[WRITTEN REQUEST] All of the data below must be repeated exactly.

[DATA FOR PROCESSING]
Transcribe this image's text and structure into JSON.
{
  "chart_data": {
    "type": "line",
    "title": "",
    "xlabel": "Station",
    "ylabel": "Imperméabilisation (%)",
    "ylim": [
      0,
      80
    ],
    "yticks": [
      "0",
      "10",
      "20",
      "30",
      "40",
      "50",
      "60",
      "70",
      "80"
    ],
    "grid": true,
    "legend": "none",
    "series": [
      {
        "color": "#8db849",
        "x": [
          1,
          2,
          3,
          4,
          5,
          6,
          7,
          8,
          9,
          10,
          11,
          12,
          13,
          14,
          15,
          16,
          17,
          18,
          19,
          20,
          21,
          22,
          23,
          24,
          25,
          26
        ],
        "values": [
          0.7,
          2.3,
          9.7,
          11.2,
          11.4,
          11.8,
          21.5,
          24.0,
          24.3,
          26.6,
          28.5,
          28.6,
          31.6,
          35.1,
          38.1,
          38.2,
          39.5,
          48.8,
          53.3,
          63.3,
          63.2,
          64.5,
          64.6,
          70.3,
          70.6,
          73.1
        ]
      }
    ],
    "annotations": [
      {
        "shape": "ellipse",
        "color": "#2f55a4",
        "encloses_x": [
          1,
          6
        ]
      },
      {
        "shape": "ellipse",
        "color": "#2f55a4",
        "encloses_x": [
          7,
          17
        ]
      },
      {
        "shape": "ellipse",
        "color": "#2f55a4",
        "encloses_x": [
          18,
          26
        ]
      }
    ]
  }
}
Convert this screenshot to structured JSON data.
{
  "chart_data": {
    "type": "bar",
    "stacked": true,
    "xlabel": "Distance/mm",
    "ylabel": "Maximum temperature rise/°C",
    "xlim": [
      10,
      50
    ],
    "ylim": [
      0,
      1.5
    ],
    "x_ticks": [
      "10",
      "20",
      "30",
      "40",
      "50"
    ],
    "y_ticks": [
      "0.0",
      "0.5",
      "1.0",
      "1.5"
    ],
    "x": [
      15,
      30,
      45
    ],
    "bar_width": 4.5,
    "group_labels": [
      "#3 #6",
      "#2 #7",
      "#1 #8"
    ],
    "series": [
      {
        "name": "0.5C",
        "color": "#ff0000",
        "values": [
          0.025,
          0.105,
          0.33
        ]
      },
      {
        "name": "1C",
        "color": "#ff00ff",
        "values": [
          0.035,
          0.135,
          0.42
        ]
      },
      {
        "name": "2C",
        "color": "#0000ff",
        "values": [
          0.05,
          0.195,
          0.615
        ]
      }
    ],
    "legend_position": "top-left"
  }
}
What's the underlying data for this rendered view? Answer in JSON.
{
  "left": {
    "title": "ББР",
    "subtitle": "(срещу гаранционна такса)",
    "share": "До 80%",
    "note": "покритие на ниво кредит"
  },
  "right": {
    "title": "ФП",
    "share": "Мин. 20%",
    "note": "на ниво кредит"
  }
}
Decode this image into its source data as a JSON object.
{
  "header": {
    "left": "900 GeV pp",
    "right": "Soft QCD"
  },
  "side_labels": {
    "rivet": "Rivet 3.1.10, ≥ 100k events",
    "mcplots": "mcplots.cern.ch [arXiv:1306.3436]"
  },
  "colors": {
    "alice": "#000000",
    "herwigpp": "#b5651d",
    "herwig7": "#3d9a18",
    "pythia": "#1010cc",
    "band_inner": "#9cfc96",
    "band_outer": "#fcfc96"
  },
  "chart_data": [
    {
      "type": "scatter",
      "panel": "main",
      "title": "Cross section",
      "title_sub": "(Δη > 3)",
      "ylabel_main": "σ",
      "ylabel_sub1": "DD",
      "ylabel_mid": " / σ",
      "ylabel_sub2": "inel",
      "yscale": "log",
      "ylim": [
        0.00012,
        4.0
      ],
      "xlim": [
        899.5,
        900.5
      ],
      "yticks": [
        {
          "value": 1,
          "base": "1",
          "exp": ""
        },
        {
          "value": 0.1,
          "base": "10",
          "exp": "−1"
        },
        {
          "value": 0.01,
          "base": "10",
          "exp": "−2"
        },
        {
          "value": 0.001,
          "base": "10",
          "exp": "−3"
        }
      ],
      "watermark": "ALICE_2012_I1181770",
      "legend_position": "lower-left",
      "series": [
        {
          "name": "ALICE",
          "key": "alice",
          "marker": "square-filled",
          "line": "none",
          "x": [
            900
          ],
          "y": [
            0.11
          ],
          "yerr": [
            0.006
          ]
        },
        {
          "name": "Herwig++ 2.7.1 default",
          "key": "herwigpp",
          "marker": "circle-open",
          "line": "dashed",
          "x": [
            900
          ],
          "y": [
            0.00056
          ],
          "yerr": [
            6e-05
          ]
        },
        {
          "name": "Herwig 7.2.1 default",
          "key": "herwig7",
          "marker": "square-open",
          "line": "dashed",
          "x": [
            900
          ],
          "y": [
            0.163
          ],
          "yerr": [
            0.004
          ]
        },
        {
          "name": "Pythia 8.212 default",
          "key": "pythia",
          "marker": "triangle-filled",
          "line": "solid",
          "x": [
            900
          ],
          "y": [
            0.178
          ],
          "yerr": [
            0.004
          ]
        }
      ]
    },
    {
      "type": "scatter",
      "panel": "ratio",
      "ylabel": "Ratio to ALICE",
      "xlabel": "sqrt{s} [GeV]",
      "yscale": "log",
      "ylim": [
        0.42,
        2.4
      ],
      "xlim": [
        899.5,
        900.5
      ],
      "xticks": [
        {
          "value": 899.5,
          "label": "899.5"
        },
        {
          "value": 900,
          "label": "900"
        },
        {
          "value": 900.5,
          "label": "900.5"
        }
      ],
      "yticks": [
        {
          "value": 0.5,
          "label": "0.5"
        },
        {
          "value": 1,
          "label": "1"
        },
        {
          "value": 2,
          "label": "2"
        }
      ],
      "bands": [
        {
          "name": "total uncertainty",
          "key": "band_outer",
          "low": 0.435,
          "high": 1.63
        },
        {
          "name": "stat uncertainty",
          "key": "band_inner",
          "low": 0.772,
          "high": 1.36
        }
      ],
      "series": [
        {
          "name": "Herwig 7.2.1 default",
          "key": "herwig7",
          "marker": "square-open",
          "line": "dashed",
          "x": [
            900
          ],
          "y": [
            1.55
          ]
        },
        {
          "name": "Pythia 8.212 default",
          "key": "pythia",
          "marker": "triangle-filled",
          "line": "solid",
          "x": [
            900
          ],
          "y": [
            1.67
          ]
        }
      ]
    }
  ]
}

[FINISHED ANSWER]
Transcribe this image's text and structure into JSON.
{
  "chart_data": {
    "type": "line",
    "title": "",
    "xlabel": "Station",
    "ylabel": "Imperméabilisation (%)",
    "ylim": [
      0,
      80
    ],
    "yticks": [
      "0",
      "10",
      "20",
      "30",
      "40",
      "50",
      "60",
      "70",
      "80"
    ],
    "grid": true,
    "legend": "none",
    "series": [
      {
        "color": "#8db849",
        "x": [
          1,
          2,
          3,
          4,
          5,
          6,
          7,
          8,
          9,
          10,
          11,
          12,
          13,
          14,
          15,
          16,
          17,
          18,
          19,
          20,
          21,
          22,
          23,
          24,
          25,
          26
        ],
        "values": [
          0.7,
          2.3,
          9.7,
          11.2,
          11.4,
          11.8,
          21.5,
          24.0,
          24.3,
          26.6,
          28.5,
          28.6,
          31.6,
          35.1,
          38.1,
          38.2,
          39.5,
          48.8,
          53.3,
          63.3,
          63.2,
          64.5,
          64.6,
          70.3,
          70.6,
          73.1
        ]
      }
    ],
    "annotations": [
      {
        "shape": "ellipse",
        "color": "#2f55a4",
        "encloses_x": [
          1,
          6
        ]
      },
      {
        "shape": "ellipse",
        "color": "#2f55a4",
        "encloses_x": [
          7,
          17
        ]
      },
      {
        "shape": "ellipse",
        "color": "#2f55a4",
        "encloses_x": [
          18,
          26
        ]
      }
    ]
  }
}
Convert this screenshot to structured JSON data.
{
  "chart_data": {
    "type": "bar",
    "stacked": true,
    "xlabel": "Distance/mm",
    "ylabel": "Maximum temperature rise/°C",
    "xlim": [
      10,
      50
    ],
    "ylim": [
      0,
      1.5
    ],
    "x_ticks": [
      "10",
      "20",
      "30",
      "40",
      "50"
    ],
    "y_ticks": [
      "0.0",
      "0.5",
      "1.0",
      "1.5"
    ],
    "x": [
      15,
      30,
      45
    ],
    "bar_width": 4.5,
    "group_labels": [
      "#3 #6",
      "#2 #7",
      "#1 #8"
    ],
    "series": [
      {
        "name": "0.5C",
        "color": "#ff0000",
        "values": [
          0.025,
          0.105,
          0.33
        ]
      },
      {
        "name": "1C",
        "color": "#ff00ff",
        "values": [
          0.035,
          0.135,
          0.42
        ]
      },
      {
        "name": "2C",
        "color": "#0000ff",
        "values": [
          0.05,
          0.195,
          0.615
        ]
      }
    ],
    "legend_position": "top-left"
  }
}
What's the underlying data for this rendered view? Answer in JSON.
{
  "left": {
    "title": "ББР",
    "subtitle": "(срещу гаранционна такса)",
    "share": "До 80%",
    "note": "покритие на ниво кредит"
  },
  "right": {
    "title": "ФП",
    "share": "Мин. 20%",
    "note": "на ниво кредит"
  }
}
Decode this image into its source data as a JSON object.
{
  "header": {
    "left": "900 GeV pp",
    "right": "Soft QCD"
  },
  "side_labels": {
    "rivet": "Rivet 3.1.10, ≥ 100k events",
    "mcplots": "mcplots.cern.ch [arXiv:1306.3436]"
  },
  "colors": {
    "alice": "#000000",
    "herwigpp": "#b5651d",
    "herwig7": "#3d9a18",
    "pythia": "#1010cc",
    "band_inner": "#9cfc96",
    "band_outer": "#fcfc96"
  },
  "chart_data": [
    {
      "type": "scatter",
      "panel": "main",
      "title": "Cross section",
      "title_sub": "(Δη > 3)",
      "ylabel_main": "σ",
      "ylabel_sub1": "DD",
      "ylabel_mid": " / σ",
      "ylabel_sub2": "inel",
      "yscale": "log",
      "ylim": [
        0.00012,
        4.0
      ],
      "xlim": [
        899.5,
        900.5
      ],
      "yticks": [
        {
          "value": 1,
          "base": "1",
          "exp": ""
        },
        {
          "value": 0.1,
          "base": "10",
          "exp": "−1"
        },
        {
          "value": 0.01,
          "base": "10",
          "exp": "−2"
        },
        {
          "value": 0.001,
          "base": "10",
          "exp": "−3"
        }
      ],
      "watermark": "ALICE_2012_I1181770",
      "legend_position": "lower-left",
      "series": [
        {
          "name": "ALICE",
          "key": "alice",
          "marker": "square-filled",
          "line": "none",
          "x": [
            900
          ],
          "y": [
            0.11
          ],
          "yerr": [
            0.006
          ]
        },
        {
          "name": "Herwig++ 2.7.1 default",
          "key": "herwigpp",
          "marker": "circle-open",
          "line": "dashed",
          "x": [
            900
          ],
          "y": [
            0.00056
          ],
          "yerr": [
            6e-05
          ]
        },
        {
          "name": "Herwig 7.2.1 default",
          "key": "herwig7",
          "marker": "square-open",
          "line": "dashed",
          "x": [
            900
          ],
          "y": [
            0.163
          ],
          "yerr": [
            0.004
          ]
        },
        {
          "name": "Pythia 8.212 default",
          "key": "pythia",
          "marker": "triangle-filled",
          "line": "solid",
          "x": [
            900
          ],
          "y": [
            0.178
          ],
          "yerr": [
            0.004
          ]
        }
      ]
    },
    {
      "type": "scatter",
      "panel": "ratio",
      "ylabel": "Ratio to ALICE",
      "xlabel": "sqrt{s} [GeV]",
      "yscale": "log",
      "ylim": [
        0.42,
        2.4
      ],
      "xlim": [
        899.5,
        900.5
      ],
      "xticks": [
        {
          "value": 899.5,
          "label": "899.5"
        },
        {
          "value": 900,
          "label": "900"
        },
        {
          "value": 900.5,
          "label": "900.5"
        }
      ],
      "yticks": [
        {
          "value": 0.5,
          "label": "0.5"
        },
        {
          "value": 1,
          "label": "1"
        },
        {
          "value": 2,
          "label": "2"
        }
      ],
      "bands": [
        {
          "name": "total uncertainty",
          "key": "band_outer",
          "low": 0.435,
          "high": 1.63
        },
        {
          "name": "stat uncertainty",
          "key": "band_inner",
          "low": 0.772,
          "high": 1.36
        }
      ],
      "series": [
        {
          "name": "Herwig 7.2.1 default",
          "key": "herwig7",
          "marker": "square-open",
          "line": "dashed",
          "x": [
            900
          ],
          "y": [
            1.55
          ]
        },
        {
          "name": "Pythia 8.212 default",
          "key": "pythia",
          "marker": "triangle-filled",
          "line": "solid",
          "x": [
            900
          ],
          "y": [
            1.67
          ]
        }
      ]
    }
  ]
}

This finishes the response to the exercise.